Tally the lines in the records underneath that contain the string "ylabel", and state the figure by itself.
--- start ---
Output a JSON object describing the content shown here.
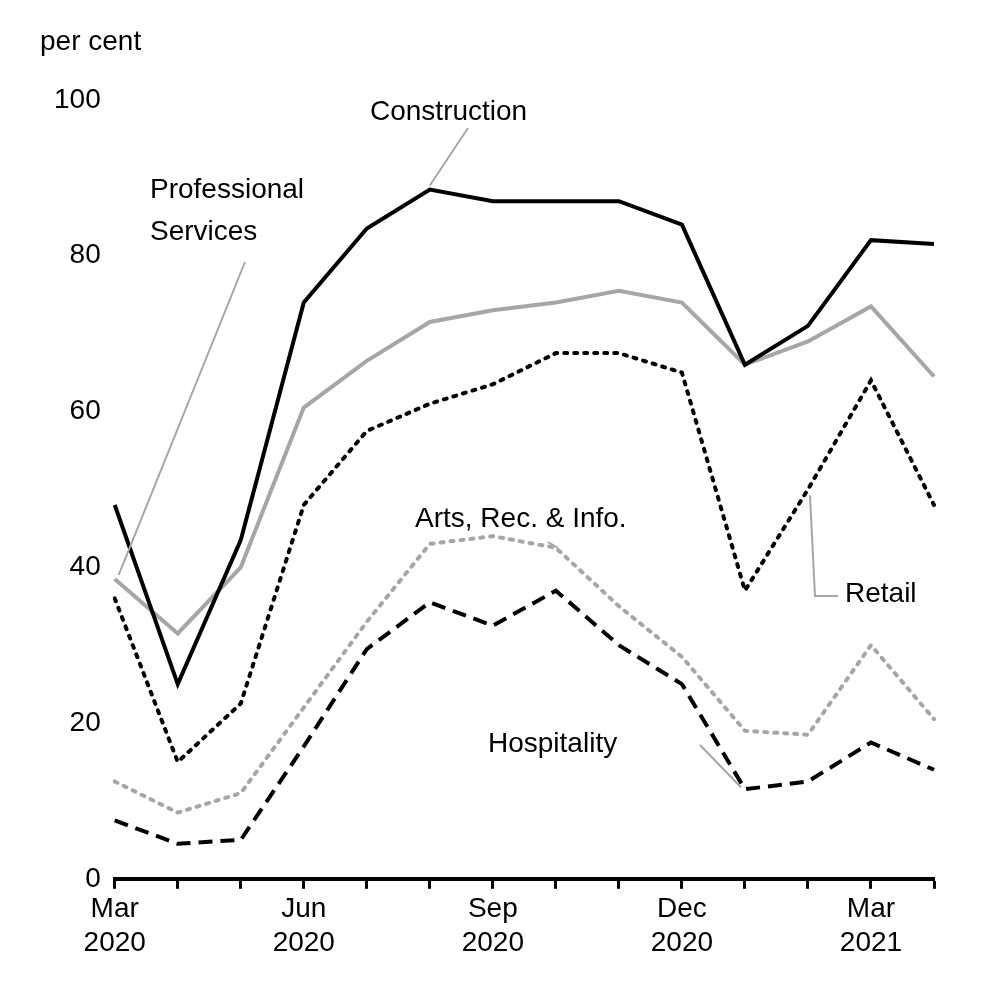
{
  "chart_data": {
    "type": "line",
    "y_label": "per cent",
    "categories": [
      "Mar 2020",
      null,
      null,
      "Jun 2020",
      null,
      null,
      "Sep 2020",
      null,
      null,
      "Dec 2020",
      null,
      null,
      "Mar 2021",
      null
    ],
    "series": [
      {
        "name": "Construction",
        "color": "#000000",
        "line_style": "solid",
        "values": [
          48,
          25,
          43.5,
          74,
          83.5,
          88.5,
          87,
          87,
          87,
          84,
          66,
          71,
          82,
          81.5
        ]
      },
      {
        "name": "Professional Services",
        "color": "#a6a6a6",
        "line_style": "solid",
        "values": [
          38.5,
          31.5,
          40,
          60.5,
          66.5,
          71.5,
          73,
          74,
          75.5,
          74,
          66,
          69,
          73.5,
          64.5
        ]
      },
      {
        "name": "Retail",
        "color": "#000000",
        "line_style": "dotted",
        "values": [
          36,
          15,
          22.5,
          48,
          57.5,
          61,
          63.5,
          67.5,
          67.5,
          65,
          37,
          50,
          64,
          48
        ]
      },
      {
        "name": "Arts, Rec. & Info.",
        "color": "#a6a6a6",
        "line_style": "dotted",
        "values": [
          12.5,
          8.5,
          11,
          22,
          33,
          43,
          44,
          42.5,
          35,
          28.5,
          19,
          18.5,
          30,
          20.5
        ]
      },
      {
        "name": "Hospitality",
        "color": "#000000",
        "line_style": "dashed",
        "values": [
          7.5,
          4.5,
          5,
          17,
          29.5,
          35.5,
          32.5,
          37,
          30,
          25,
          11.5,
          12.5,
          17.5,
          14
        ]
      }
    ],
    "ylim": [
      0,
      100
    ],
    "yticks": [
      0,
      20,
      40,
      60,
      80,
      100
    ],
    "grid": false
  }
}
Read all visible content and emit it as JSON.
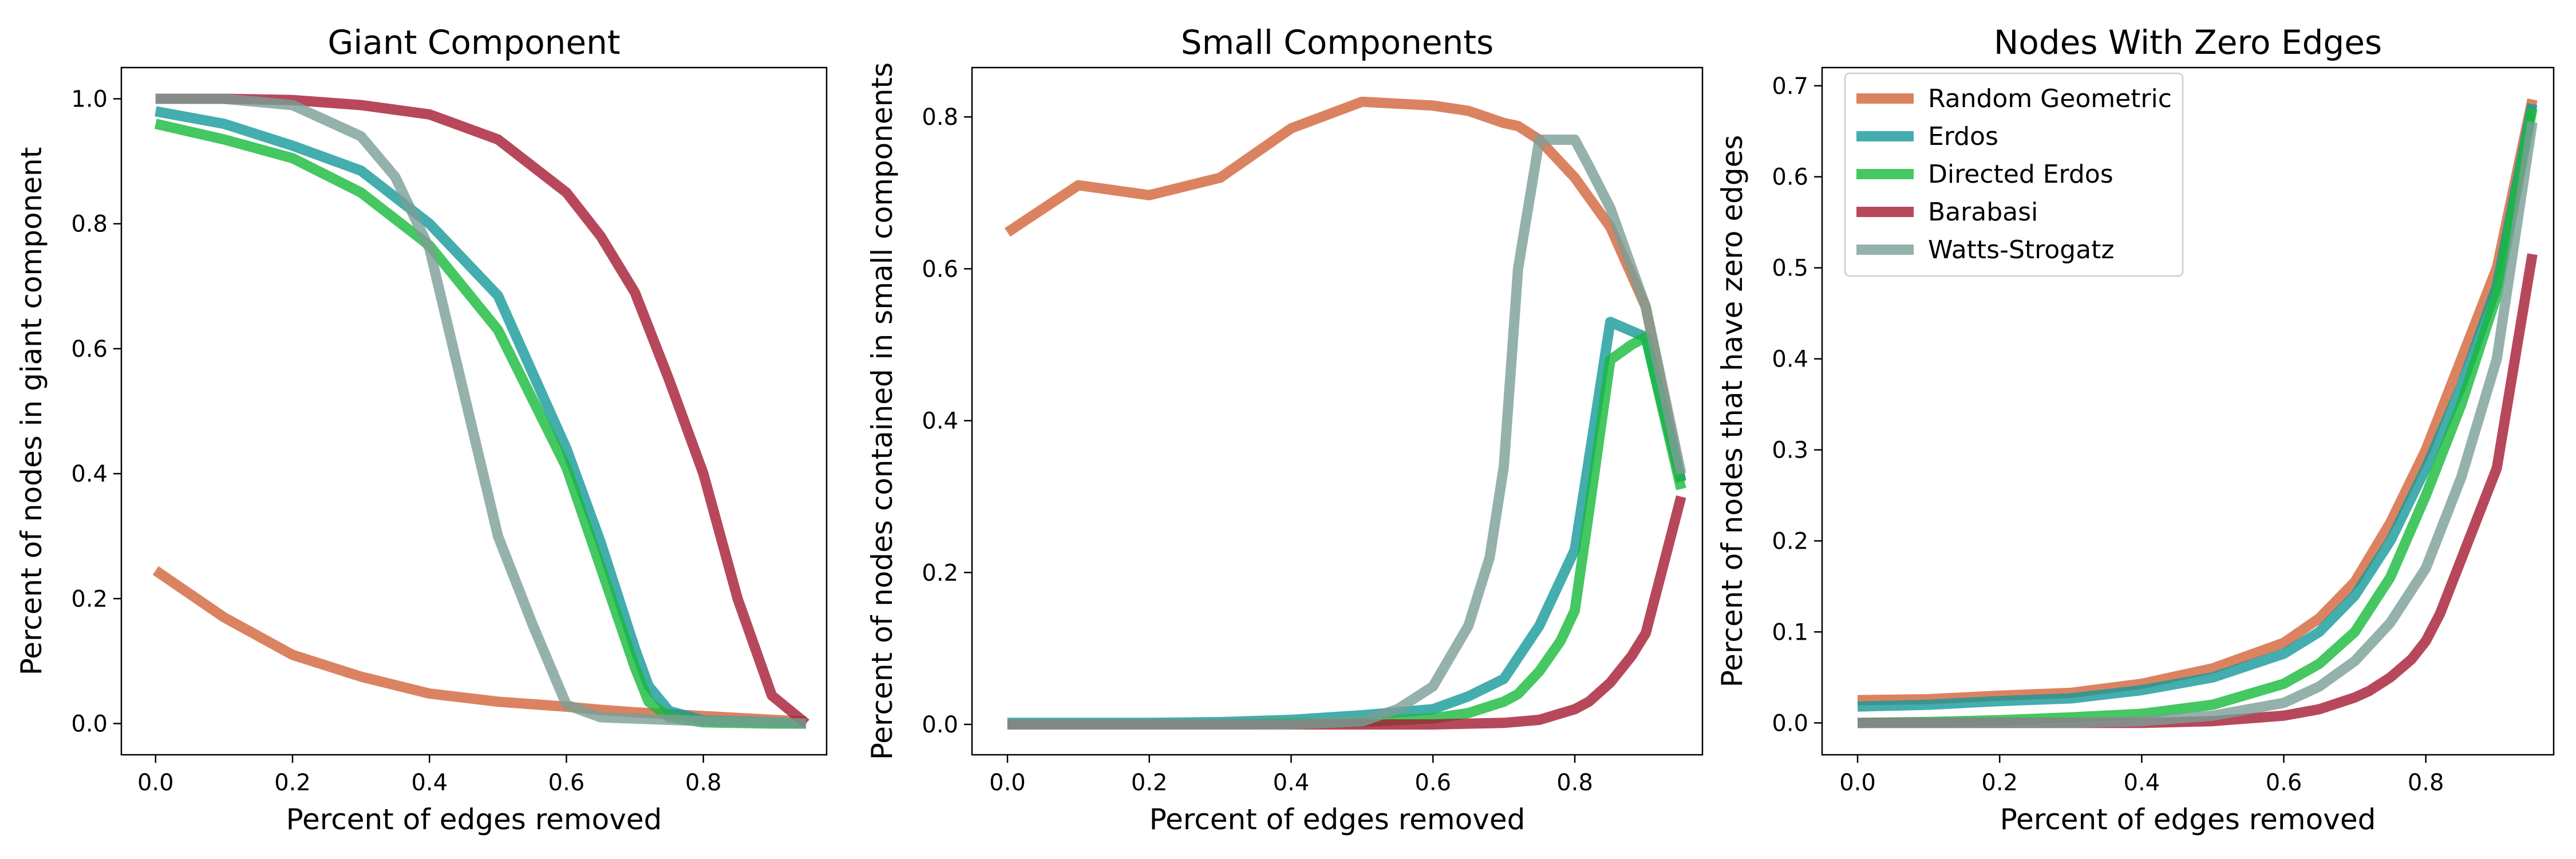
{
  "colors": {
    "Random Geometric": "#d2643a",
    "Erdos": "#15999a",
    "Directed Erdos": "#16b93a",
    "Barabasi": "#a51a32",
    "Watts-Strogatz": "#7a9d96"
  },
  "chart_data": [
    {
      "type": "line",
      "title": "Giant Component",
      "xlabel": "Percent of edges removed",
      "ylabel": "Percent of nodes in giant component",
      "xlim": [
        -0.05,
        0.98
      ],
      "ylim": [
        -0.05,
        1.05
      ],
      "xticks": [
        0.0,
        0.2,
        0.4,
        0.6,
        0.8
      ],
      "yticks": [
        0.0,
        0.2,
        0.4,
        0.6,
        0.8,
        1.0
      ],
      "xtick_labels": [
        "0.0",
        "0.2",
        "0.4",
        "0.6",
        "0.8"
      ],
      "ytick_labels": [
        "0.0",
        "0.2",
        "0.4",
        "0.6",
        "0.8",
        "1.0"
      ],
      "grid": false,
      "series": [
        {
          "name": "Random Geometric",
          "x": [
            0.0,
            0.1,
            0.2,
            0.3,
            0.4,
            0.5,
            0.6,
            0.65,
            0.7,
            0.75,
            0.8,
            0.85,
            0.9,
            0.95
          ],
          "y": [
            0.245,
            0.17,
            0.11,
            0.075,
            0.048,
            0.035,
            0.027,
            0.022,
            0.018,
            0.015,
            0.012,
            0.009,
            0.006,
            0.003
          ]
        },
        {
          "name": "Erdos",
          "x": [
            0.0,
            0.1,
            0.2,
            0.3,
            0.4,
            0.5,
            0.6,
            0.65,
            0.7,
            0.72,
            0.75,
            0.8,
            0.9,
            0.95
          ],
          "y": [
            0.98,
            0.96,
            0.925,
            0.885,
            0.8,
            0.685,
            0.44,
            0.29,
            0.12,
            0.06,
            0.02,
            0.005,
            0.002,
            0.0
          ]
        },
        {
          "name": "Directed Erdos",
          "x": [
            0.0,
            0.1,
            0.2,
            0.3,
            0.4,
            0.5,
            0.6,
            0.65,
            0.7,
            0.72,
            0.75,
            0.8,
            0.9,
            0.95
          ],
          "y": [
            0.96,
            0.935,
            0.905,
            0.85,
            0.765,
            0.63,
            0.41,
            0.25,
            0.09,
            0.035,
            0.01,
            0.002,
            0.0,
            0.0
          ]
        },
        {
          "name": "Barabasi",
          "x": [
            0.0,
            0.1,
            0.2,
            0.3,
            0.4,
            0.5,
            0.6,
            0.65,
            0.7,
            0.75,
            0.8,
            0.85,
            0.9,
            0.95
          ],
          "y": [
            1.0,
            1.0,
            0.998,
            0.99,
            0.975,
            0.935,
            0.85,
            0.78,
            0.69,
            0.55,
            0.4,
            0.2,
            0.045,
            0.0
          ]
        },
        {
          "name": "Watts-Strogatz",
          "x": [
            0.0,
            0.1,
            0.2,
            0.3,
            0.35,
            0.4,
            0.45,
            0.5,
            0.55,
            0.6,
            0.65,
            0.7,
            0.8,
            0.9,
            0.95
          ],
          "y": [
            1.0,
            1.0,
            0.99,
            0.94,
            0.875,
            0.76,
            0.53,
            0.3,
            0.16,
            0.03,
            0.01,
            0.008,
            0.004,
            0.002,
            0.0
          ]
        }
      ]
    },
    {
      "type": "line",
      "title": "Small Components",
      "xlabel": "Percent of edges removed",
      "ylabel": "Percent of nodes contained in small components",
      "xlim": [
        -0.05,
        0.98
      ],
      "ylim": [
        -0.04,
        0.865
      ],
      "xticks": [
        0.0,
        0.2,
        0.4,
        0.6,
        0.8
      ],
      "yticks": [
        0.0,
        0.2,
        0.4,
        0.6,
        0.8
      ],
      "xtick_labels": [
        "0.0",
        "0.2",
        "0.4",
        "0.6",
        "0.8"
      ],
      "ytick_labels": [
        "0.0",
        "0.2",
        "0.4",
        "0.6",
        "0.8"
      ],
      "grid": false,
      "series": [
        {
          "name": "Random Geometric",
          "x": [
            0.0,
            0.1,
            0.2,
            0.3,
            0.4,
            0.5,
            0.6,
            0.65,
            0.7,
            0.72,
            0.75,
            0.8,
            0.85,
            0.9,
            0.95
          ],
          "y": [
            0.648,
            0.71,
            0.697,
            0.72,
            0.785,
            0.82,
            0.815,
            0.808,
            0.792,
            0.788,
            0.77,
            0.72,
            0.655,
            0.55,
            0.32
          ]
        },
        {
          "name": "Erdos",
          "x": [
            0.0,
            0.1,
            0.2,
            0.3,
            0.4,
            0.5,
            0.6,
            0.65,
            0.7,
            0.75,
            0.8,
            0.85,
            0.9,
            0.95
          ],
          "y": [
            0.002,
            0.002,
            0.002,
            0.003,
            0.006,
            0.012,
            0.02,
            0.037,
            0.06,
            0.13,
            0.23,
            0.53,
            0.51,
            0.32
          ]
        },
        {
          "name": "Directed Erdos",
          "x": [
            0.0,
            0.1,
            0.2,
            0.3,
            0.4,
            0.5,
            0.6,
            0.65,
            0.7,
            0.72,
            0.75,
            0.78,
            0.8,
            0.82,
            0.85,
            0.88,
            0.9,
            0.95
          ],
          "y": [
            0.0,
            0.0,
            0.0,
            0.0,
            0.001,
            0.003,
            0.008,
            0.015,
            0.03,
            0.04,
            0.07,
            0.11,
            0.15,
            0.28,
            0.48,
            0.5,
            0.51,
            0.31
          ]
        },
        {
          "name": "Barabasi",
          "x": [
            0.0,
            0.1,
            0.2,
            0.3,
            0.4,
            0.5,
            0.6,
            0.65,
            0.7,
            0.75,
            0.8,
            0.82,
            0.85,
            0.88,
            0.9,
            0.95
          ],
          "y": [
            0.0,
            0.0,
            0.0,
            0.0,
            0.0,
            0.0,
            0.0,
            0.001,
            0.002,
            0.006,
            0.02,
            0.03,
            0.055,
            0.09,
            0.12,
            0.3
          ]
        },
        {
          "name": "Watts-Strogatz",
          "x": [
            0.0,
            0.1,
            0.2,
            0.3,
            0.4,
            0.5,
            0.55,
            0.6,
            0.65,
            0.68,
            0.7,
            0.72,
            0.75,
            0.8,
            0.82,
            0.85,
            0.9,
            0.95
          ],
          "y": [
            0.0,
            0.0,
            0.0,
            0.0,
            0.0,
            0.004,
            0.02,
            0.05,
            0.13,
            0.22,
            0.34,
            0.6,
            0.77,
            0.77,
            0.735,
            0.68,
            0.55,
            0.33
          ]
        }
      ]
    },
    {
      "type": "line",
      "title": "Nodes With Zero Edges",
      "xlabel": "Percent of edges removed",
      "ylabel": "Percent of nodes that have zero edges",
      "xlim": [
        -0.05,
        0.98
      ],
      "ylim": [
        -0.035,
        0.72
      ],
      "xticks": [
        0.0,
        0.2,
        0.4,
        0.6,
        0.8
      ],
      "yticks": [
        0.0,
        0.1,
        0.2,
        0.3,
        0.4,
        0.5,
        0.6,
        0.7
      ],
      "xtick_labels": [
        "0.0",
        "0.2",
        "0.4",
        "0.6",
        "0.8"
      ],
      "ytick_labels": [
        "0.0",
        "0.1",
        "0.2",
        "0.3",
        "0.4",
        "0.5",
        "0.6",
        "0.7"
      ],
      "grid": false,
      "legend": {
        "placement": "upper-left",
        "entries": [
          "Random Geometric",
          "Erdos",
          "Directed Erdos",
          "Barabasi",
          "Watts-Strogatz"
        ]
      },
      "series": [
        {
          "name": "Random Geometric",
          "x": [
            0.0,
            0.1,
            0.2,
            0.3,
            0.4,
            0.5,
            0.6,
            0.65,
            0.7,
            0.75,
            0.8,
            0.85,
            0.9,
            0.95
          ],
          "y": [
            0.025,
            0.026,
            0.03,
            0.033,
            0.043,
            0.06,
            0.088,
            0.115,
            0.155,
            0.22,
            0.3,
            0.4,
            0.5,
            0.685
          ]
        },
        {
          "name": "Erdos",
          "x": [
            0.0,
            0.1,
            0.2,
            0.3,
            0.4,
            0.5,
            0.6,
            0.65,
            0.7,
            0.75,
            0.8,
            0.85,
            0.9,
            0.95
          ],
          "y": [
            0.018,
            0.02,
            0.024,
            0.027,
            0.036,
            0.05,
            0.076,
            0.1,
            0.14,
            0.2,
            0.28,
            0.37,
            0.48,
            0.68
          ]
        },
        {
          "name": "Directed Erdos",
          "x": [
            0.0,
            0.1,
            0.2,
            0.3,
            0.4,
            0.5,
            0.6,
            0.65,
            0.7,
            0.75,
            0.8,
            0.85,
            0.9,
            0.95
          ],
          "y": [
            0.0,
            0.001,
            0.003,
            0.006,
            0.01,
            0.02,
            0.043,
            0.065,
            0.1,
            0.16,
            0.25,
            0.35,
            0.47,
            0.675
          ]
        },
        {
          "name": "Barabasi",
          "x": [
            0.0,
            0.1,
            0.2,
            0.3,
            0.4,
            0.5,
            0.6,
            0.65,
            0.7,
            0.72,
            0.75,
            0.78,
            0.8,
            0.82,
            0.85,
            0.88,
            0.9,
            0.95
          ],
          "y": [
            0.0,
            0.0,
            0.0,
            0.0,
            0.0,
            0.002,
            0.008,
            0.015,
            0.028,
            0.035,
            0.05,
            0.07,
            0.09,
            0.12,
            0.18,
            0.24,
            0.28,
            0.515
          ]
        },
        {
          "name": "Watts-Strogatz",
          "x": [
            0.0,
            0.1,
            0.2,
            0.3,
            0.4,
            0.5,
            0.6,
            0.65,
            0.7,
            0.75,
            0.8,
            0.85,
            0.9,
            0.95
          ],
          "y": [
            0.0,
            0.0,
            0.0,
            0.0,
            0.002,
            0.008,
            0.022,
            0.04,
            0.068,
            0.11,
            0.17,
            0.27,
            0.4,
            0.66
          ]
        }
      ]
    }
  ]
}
--- end ---
--- start ---
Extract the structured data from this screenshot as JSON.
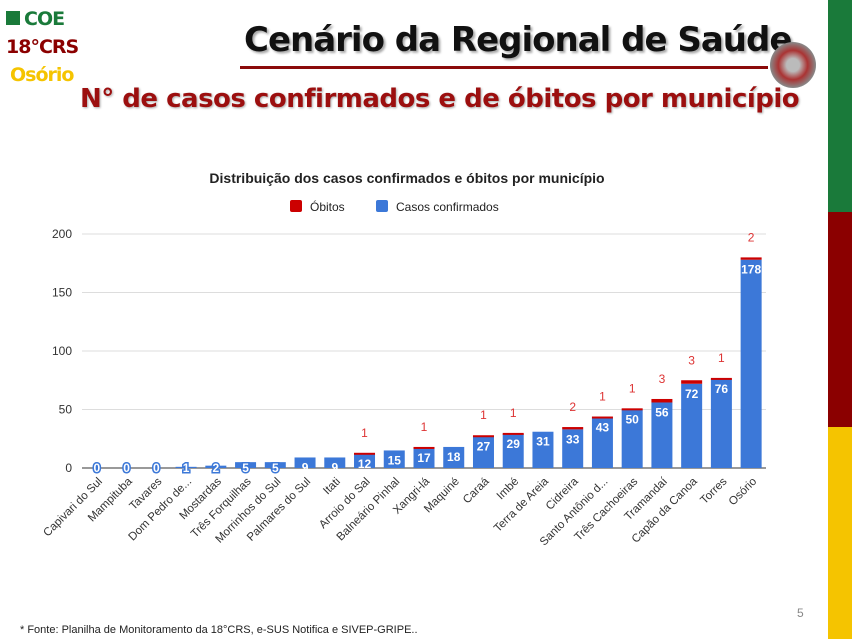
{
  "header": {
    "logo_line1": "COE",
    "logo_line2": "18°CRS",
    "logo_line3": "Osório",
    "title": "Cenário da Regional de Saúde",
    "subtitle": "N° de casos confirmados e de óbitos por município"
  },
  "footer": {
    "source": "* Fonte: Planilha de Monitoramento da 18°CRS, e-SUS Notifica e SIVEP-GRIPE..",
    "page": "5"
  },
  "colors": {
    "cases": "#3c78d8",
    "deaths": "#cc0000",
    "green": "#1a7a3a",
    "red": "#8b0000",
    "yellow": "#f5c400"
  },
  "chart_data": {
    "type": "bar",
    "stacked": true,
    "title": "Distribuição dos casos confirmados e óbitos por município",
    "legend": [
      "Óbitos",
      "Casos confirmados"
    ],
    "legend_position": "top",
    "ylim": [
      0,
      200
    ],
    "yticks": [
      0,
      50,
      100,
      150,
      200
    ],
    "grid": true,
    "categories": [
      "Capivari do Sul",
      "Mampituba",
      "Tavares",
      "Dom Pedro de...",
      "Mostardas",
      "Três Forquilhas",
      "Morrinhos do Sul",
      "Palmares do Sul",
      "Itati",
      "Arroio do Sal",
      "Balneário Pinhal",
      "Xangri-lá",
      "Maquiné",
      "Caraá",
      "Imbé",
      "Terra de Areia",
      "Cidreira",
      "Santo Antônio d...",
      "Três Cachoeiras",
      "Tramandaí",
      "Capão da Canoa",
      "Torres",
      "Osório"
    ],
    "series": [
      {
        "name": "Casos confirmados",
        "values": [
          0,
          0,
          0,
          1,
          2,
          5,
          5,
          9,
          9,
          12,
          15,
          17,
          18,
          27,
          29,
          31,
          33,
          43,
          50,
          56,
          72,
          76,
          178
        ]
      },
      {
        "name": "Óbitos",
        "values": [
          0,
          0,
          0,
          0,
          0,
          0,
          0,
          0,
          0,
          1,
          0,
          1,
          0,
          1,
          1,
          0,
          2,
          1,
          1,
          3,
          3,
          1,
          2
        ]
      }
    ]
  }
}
--- end ---
--- start ---
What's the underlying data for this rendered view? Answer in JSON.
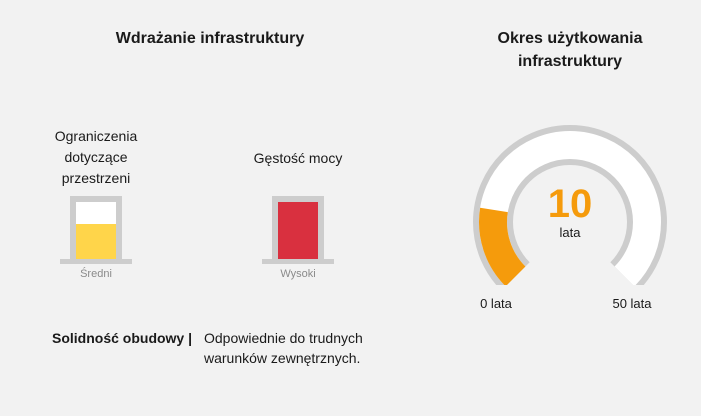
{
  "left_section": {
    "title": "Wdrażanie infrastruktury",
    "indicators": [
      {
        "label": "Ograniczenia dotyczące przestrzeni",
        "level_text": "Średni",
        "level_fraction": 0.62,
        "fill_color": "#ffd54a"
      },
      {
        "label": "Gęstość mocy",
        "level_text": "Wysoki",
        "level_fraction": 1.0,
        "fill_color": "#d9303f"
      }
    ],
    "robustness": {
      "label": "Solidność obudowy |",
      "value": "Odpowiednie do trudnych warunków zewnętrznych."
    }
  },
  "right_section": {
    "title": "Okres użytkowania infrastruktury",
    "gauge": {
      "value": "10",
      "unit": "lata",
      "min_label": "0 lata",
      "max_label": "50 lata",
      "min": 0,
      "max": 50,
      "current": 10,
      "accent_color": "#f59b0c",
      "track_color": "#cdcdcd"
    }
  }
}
--- end ---
▶ EXERCISE RESULT
3